### Stored items
= = = = = = =

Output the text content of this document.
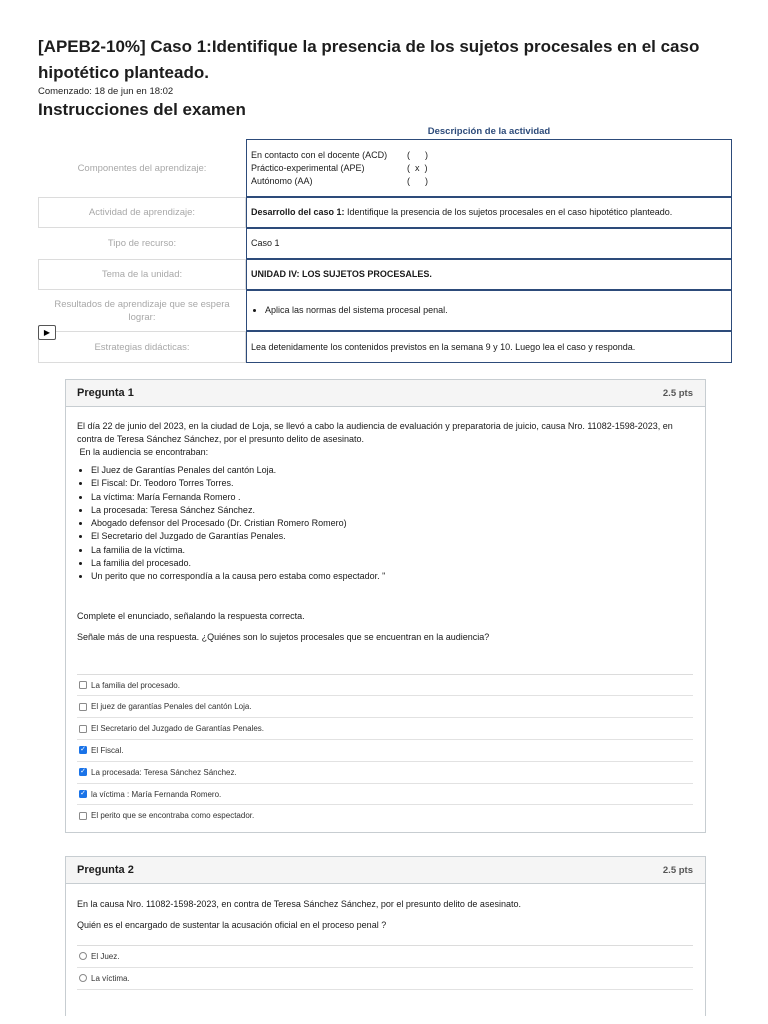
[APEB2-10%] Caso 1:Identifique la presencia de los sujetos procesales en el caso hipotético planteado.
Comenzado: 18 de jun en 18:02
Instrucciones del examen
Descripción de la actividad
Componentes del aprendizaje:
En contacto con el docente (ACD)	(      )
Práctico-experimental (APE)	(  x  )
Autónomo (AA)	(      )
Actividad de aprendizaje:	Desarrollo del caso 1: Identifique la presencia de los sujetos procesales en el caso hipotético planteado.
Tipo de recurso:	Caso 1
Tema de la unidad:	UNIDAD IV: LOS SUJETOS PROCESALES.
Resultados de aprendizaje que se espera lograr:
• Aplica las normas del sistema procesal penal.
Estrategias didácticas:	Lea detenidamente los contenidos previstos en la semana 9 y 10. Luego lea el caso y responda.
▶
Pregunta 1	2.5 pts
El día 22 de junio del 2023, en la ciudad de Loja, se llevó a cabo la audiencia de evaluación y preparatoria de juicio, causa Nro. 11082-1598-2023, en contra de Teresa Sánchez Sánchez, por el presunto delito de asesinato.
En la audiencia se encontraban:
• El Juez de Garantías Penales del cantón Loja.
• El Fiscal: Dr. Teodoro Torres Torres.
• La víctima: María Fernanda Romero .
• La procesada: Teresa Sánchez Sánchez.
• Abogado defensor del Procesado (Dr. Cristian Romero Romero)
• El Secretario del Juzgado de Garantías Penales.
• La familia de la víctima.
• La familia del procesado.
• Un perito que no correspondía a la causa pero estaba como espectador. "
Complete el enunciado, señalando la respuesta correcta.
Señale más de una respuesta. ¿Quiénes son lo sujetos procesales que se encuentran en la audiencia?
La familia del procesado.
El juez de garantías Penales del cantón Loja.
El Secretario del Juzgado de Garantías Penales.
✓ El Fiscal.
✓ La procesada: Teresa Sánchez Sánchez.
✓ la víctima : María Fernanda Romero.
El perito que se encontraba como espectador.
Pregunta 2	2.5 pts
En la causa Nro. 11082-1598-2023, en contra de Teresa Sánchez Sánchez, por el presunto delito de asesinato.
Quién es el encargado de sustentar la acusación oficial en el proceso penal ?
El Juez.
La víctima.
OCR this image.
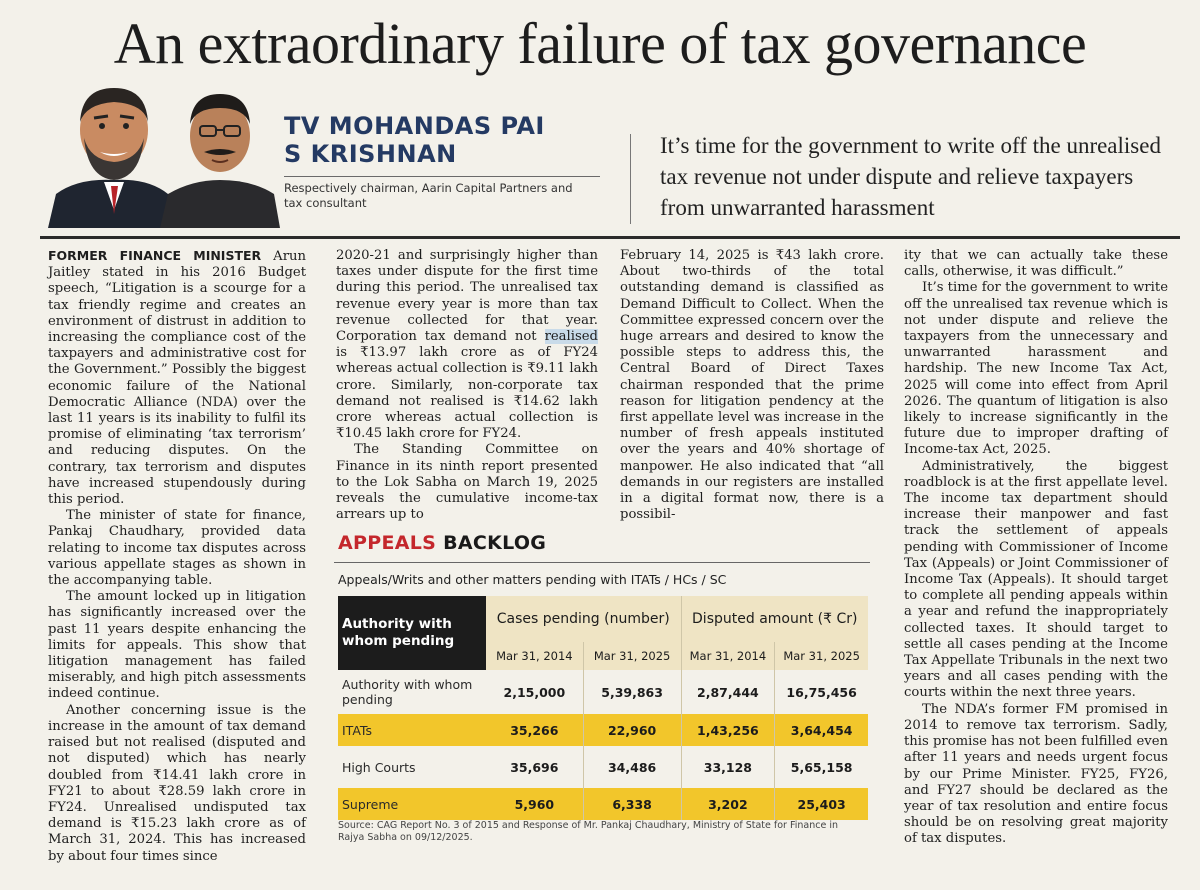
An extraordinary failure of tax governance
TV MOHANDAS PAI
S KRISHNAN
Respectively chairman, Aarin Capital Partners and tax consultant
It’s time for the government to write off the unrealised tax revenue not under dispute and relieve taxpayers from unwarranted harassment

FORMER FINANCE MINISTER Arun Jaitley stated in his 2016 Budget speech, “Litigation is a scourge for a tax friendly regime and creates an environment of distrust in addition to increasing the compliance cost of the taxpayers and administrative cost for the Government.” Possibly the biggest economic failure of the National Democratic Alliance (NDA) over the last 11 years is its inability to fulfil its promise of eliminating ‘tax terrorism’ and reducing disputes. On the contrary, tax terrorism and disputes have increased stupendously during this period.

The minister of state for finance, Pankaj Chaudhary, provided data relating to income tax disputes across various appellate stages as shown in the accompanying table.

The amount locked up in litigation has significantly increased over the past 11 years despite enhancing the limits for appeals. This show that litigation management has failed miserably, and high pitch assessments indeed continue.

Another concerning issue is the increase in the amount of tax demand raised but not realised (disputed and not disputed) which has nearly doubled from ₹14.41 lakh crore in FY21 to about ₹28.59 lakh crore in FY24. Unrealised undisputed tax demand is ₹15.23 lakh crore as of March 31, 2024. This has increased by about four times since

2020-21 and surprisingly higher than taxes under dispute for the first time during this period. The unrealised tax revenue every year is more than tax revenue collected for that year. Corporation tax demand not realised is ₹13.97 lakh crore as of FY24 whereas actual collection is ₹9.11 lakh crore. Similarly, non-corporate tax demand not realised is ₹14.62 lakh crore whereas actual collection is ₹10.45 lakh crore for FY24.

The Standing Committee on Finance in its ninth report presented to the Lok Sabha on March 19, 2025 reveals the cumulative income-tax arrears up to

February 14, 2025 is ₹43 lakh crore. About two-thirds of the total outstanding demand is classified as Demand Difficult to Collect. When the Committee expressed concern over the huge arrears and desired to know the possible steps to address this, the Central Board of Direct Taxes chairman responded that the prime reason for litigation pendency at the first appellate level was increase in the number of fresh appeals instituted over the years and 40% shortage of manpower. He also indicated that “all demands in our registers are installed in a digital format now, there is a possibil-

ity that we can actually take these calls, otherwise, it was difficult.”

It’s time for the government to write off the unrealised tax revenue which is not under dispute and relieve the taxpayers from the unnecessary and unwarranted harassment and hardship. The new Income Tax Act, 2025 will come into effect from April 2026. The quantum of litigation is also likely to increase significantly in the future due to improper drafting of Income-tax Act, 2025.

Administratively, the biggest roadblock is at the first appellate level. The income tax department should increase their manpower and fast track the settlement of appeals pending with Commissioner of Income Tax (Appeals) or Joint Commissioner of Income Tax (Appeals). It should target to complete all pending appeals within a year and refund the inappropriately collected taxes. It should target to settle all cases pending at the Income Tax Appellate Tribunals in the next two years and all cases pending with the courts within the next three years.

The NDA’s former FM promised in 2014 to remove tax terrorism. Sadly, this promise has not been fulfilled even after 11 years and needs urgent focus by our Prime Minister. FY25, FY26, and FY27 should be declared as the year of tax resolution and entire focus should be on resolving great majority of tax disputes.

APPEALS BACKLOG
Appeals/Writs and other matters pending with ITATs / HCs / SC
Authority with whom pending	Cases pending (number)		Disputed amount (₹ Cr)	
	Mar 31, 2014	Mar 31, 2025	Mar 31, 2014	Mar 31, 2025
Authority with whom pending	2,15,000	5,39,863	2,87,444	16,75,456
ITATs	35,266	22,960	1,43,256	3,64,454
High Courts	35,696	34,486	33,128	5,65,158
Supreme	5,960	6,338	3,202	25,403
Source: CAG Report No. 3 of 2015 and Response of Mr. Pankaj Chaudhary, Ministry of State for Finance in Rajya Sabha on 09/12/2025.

= = = = = = =

### TASK DIRECTIONS
Output an exact copy of the material, with the pictures removed.

### OUTPUT OF THE EXERCISE
Output the text content of this document.
[APEB2-10%] Caso 1:Identifique la presencia de los sujetos procesales en el caso hipotético planteado.
Comenzado: 18 de jun en 18:02
Instrucciones del examen
Descripción de la actividad
Componentes del aprendizaje:
En contacto con el docente (ACD)	(      )
Práctico-experimental (APE)	(  x  )
Autónomo (AA)	(      )
Actividad de aprendizaje:	Desarrollo del caso 1: Identifique la presencia de los sujetos procesales en el caso hipotético planteado.
Tipo de recurso:	Caso 1
Tema de la unidad:	UNIDAD IV: LOS SUJETOS PROCESALES.
Resultados de aprendizaje que se espera lograr:
• Aplica las normas del sistema procesal penal.
Estrategias didácticas:	Lea detenidamente los contenidos previstos en la semana 9 y 10. Luego lea el caso y responda.
▶
Pregunta 1	2.5 pts
El día 22 de junio del 2023, en la ciudad de Loja, se llevó a cabo la audiencia de evaluación y preparatoria de juicio, causa Nro. 11082-1598-2023, en contra de Teresa Sánchez Sánchez, por el presunto delito de asesinato.
En la audiencia se encontraban:
• El Juez de Garantías Penales del cantón Loja.
• El Fiscal: Dr. Teodoro Torres Torres.
• La víctima: María Fernanda Romero .
• La procesada: Teresa Sánchez Sánchez.
• Abogado defensor del Procesado (Dr. Cristian Romero Romero)
• El Secretario del Juzgado de Garantías Penales.
• La familia de la víctima.
• La familia del procesado.
• Un perito que no correspondía a la causa pero estaba como espectador. "
Complete el enunciado, señalando la respuesta correcta.
Señale más de una respuesta. ¿Quiénes son lo sujetos procesales que se encuentran en la audiencia?
La familia del procesado.
El juez de garantías Penales del cantón Loja.
El Secretario del Juzgado de Garantías Penales.
✓ El Fiscal.
✓ La procesada: Teresa Sánchez Sánchez.
✓ la víctima : María Fernanda Romero.
El perito que se encontraba como espectador.
Pregunta 2	2.5 pts
En la causa Nro. 11082-1598-2023, en contra de Teresa Sánchez Sánchez, por el presunto delito de asesinato.
Quién es el encargado de sustentar la acusación oficial en el proceso penal ?
El Juez.
La víctima.
OCR this image.
An extraordinary failure of tax governance
TV MOHANDAS PAI
S KRISHNAN
Respectively chairman, Aarin Capital Partners and tax consultant
It’s time for the government to write off the unrealised tax revenue not under dispute and relieve taxpayers from unwarranted harassment

FORMER FINANCE MINISTER Arun Jaitley stated in his 2016 Budget speech, “Litigation is a scourge for a tax friendly regime and creates an environment of distrust in addition to increasing the compliance cost of the taxpayers and administrative cost for the Government.” Possibly the biggest economic failure of the National Democratic Alliance (NDA) over the last 11 years is its inability to fulfil its promise of eliminating ‘tax terrorism’ and reducing disputes. On the contrary, tax terrorism and disputes have increased stupendously during this period.

The minister of state for finance, Pankaj Chaudhary, provided data relating to income tax disputes across various appellate stages as shown in the accompanying table.

The amount locked up in litigation has significantly increased over the past 11 years despite enhancing the limits for appeals. This show that litigation management has failed miserably, and high pitch assessments indeed continue.

Another concerning issue is the increase in the amount of tax demand raised but not realised (disputed and not disputed) which has nearly doubled from ₹14.41 lakh crore in FY21 to about ₹28.59 lakh crore in FY24. Unrealised undisputed tax demand is ₹15.23 lakh crore as of March 31, 2024. This has increased by about four times since

2020-21 and surprisingly higher than taxes under dispute for the first time during this period. The unrealised tax revenue every year is more than tax revenue collected for that year. Corporation tax demand not realised is ₹13.97 lakh crore as of FY24 whereas actual collection is ₹9.11 lakh crore. Similarly, non-corporate tax demand not realised is ₹14.62 lakh crore whereas actual collection is ₹10.45 lakh crore for FY24.

The Standing Committee on Finance in its ninth report presented to the Lok Sabha on March 19, 2025 reveals the cumulative income-tax arrears up to

February 14, 2025 is ₹43 lakh crore. About two-thirds of the total outstanding demand is classified as Demand Difficult to Collect. When the Committee expressed concern over the huge arrears and desired to know the possible steps to address this, the Central Board of Direct Taxes chairman responded that the prime reason for litigation pendency at the first appellate level was increase in the number of fresh appeals instituted over the years and 40% shortage of manpower. He also indicated that “all demands in our registers are installed in a digital format now, there is a possibil-

ity that we can actually take these calls, otherwise, it was difficult.”

It’s time for the government to write off the unrealised tax revenue which is not under dispute and relieve the taxpayers from the unnecessary and unwarranted harassment and hardship. The new Income Tax Act, 2025 will come into effect from April 2026. The quantum of litigation is also likely to increase significantly in the future due to improper drafting of Income-tax Act, 2025.

Administratively, the biggest roadblock is at the first appellate level. The income tax department should increase their manpower and fast track the settlement of appeals pending with Commissioner of Income Tax (Appeals) or Joint Commissioner of Income Tax (Appeals). It should target to complete all pending appeals within a year and refund the inappropriately collected taxes. It should target to settle all cases pending at the Income Tax Appellate Tribunals in the next two years and all cases pending with the courts within the next three years.

The NDA’s former FM promised in 2014 to remove tax terrorism. Sadly, this promise has not been fulfilled even after 11 years and needs urgent focus by our Prime Minister. FY25, FY26, and FY27 should be declared as the year of tax resolution and entire focus should be on resolving great majority of tax disputes.

APPEALS BACKLOG
Appeals/Writs and other matters pending with ITATs / HCs / SC
Authority with whom pending	Cases pending (number)		Disputed amount (₹ Cr)	
	Mar 31, 2014	Mar 31, 2025	Mar 31, 2014	Mar 31, 2025
Authority with whom pending	2,15,000	5,39,863	2,87,444	16,75,456
ITATs	35,266	22,960	1,43,256	3,64,454
High Courts	35,696	34,486	33,128	5,65,158
Supreme	5,960	6,338	3,202	25,403
Source: CAG Report No. 3 of 2015 and Response of Mr. Pankaj Chaudhary, Ministry of State for Finance in Rajya Sabha on 09/12/2025.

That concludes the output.